Pull out each line of the records holding the string "marker".

[Data listing]
^^^^^^^^^^^^^^^^

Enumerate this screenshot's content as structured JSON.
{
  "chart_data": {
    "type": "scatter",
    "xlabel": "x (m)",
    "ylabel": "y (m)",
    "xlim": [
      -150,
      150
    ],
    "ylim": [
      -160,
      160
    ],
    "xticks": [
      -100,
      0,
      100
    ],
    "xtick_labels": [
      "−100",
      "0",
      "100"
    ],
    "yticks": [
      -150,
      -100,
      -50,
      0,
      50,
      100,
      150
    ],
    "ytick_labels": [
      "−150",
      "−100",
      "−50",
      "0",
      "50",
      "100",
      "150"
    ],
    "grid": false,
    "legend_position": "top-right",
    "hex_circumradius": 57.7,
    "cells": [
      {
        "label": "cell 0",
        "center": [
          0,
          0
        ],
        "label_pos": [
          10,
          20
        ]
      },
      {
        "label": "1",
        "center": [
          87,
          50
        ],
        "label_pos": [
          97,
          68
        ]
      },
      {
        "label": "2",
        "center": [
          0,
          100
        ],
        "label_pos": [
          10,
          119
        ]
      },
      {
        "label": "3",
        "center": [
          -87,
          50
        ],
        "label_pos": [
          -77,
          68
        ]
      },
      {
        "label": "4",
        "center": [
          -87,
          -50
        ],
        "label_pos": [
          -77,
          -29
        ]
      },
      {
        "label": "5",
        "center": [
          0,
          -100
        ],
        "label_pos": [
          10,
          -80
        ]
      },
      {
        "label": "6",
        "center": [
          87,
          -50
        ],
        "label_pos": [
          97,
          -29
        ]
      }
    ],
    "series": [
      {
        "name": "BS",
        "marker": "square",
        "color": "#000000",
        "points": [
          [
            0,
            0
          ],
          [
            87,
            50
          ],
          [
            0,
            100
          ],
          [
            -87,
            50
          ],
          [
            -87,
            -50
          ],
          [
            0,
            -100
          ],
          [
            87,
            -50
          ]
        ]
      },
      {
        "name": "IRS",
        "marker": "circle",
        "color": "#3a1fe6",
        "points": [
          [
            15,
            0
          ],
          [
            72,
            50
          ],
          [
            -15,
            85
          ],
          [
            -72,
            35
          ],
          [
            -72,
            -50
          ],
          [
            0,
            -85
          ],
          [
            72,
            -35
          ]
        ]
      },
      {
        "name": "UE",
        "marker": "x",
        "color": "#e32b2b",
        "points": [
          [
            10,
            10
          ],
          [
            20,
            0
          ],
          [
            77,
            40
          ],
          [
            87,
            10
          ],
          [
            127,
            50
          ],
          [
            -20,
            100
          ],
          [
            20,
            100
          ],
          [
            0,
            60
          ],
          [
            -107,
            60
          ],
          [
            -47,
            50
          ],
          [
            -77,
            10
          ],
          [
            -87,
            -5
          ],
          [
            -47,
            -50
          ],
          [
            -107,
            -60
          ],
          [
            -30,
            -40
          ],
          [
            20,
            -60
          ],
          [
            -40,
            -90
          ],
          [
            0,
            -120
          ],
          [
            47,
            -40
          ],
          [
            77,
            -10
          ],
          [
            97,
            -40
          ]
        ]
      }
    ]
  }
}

^^^^^^^^^^^^^^^^

= Response to the exercise =
        "marker": "square",
        "marker": "circle",
        "marker": "x",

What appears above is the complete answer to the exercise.